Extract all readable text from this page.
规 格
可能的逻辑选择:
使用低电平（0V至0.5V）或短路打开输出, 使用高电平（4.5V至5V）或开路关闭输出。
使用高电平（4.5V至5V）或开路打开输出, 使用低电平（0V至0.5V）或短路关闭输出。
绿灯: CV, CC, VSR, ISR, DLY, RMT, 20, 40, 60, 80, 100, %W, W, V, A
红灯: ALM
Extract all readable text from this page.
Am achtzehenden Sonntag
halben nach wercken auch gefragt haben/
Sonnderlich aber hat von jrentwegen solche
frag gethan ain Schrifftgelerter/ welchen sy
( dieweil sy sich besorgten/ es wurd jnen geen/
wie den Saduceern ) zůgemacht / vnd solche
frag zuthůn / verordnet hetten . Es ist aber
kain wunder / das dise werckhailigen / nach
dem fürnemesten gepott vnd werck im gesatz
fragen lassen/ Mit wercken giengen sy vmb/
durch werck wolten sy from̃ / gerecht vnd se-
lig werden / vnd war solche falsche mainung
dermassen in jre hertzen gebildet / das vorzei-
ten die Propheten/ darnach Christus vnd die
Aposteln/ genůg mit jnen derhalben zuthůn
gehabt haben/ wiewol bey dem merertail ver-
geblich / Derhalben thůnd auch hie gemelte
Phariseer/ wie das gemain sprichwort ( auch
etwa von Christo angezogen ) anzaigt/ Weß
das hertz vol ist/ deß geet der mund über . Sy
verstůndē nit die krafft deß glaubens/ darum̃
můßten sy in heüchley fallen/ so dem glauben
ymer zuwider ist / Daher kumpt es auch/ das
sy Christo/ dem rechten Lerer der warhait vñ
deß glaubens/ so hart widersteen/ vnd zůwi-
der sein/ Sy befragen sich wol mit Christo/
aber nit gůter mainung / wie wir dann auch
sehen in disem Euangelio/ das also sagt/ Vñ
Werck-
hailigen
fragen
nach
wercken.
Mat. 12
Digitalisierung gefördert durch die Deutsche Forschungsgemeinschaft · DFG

Request:
Scan the listing above for the word "aber" and copy every line that holds it.

Solution for this problem:
Sonnderlich aber hat von jrentwegen solche
frag zuthůn / verordnet hetten . Es ist aber
aber nit gůter mainung / wie wir dann auch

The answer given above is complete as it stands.